Items from a data source
((
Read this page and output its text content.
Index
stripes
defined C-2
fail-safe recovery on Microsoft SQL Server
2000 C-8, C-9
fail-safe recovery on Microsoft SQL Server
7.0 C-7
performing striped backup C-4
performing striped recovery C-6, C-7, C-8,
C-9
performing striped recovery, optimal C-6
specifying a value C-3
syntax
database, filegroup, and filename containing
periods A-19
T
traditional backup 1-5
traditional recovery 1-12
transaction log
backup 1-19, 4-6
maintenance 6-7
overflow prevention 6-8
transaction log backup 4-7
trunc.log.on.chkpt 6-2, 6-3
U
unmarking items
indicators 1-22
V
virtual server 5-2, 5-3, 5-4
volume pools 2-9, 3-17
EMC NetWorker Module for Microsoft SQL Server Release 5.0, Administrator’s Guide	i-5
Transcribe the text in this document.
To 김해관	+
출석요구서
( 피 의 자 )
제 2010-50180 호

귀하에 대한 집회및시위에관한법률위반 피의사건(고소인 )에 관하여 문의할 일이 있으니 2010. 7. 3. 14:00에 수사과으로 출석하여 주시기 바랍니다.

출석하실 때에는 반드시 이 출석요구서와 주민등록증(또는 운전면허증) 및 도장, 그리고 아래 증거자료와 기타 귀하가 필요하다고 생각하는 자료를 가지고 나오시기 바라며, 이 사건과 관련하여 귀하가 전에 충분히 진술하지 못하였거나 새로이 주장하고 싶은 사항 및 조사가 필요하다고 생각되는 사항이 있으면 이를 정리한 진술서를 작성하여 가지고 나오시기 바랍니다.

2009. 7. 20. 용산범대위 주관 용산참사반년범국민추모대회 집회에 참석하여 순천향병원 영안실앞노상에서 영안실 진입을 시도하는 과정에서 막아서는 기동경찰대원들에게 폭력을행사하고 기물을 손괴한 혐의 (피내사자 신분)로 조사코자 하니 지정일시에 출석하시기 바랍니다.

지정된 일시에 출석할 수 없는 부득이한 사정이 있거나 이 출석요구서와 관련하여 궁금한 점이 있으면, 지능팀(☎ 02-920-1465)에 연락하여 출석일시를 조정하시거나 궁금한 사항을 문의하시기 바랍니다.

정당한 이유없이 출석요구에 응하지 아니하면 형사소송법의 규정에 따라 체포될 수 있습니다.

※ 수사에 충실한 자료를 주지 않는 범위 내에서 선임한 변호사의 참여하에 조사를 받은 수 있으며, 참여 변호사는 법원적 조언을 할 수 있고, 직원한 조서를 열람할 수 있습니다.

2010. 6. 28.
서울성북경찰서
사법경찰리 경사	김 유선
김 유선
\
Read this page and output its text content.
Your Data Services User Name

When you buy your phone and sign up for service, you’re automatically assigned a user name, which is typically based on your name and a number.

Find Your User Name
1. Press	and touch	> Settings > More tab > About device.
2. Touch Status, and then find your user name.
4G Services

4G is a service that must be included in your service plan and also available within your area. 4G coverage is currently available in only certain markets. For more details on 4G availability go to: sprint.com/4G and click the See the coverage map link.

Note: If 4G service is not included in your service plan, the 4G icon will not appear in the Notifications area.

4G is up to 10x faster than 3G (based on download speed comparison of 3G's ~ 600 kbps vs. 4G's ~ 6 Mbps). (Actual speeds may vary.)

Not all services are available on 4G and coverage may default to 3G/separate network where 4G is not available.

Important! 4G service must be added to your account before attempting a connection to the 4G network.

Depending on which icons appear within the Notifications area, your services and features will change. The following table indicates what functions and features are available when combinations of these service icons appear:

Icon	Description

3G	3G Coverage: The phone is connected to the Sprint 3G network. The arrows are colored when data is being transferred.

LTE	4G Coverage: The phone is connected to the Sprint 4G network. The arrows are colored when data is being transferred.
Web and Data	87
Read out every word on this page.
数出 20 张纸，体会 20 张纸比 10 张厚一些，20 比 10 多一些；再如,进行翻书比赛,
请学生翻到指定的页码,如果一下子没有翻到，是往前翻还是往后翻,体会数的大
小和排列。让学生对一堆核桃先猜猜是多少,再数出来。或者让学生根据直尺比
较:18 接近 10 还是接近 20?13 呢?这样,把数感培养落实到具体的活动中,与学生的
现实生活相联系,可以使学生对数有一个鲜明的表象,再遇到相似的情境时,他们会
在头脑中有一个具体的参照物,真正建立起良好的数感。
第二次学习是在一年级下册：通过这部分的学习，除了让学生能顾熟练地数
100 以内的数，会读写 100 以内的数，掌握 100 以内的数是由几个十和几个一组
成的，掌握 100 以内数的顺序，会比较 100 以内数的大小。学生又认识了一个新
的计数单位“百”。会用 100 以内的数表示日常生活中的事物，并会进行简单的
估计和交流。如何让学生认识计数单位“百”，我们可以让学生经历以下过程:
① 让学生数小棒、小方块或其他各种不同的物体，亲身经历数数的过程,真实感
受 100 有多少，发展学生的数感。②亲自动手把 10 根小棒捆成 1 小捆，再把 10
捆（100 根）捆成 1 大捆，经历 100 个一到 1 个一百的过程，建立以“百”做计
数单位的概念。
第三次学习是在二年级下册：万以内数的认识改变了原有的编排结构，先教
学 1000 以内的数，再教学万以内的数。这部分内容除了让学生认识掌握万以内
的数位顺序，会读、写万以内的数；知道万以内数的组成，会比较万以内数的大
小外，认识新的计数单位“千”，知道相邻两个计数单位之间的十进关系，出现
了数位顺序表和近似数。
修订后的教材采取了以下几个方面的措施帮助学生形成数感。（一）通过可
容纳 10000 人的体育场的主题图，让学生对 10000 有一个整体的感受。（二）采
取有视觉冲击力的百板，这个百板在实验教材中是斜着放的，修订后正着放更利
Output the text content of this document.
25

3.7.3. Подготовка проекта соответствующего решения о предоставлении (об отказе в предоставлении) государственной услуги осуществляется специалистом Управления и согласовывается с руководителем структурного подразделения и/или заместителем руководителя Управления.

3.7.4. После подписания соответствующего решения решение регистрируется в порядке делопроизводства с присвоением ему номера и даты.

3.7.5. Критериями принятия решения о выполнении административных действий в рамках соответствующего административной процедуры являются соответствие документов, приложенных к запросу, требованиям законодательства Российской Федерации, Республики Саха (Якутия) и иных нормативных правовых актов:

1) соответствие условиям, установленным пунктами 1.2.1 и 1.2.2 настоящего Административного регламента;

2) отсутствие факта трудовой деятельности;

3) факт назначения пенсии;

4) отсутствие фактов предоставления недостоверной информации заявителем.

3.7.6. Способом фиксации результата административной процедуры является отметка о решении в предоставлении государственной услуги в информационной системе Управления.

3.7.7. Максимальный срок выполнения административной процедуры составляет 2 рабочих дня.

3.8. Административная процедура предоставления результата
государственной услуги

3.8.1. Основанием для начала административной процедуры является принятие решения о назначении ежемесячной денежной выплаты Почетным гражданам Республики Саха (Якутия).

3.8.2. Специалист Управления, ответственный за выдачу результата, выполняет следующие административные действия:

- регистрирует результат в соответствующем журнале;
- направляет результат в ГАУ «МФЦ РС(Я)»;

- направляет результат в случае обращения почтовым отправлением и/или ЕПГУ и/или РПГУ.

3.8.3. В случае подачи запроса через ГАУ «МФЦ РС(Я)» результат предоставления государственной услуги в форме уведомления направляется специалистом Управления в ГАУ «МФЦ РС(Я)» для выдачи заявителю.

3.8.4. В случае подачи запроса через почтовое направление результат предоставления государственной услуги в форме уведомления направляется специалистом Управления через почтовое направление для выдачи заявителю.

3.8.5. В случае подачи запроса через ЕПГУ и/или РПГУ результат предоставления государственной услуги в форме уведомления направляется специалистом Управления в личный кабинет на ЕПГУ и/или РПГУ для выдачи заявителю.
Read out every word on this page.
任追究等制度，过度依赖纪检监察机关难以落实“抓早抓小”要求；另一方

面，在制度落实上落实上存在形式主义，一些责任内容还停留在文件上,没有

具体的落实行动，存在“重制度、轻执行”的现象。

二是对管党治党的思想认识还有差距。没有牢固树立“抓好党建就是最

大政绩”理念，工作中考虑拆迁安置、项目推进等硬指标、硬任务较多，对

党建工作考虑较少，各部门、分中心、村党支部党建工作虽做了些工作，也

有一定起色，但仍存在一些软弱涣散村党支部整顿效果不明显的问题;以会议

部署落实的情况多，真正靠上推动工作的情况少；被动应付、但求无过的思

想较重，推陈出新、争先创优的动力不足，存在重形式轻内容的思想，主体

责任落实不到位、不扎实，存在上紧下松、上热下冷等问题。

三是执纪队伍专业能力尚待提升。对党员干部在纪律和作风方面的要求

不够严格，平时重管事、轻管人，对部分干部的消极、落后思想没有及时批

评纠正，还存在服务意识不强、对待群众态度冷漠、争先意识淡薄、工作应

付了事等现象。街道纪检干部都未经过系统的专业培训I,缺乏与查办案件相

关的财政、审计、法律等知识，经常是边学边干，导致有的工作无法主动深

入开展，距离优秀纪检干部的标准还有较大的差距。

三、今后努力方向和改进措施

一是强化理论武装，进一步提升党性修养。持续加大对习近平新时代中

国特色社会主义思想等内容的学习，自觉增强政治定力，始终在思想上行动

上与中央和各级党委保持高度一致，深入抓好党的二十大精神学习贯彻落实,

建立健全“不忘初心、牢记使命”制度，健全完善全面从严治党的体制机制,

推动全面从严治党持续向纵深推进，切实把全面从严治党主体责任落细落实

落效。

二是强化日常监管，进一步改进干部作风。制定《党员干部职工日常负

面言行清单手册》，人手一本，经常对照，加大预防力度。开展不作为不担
))
Work instructions: Find every line in the records above that holds the word "предоставлении", and copy each one.

Finished task:
3.7.3. Подготовка проекта соответствующего решения о предоставлении (об отказе в предоставлении) государственной услуги осуществляется специалистом Управления и согласовывается с руководителем структурного подразделения и/или заместителем руководителя Управления.
3.7.6. Способом фиксации результата административной процедуры является отметка о решении в предоставлении государственной услуги в информационной системе Управления.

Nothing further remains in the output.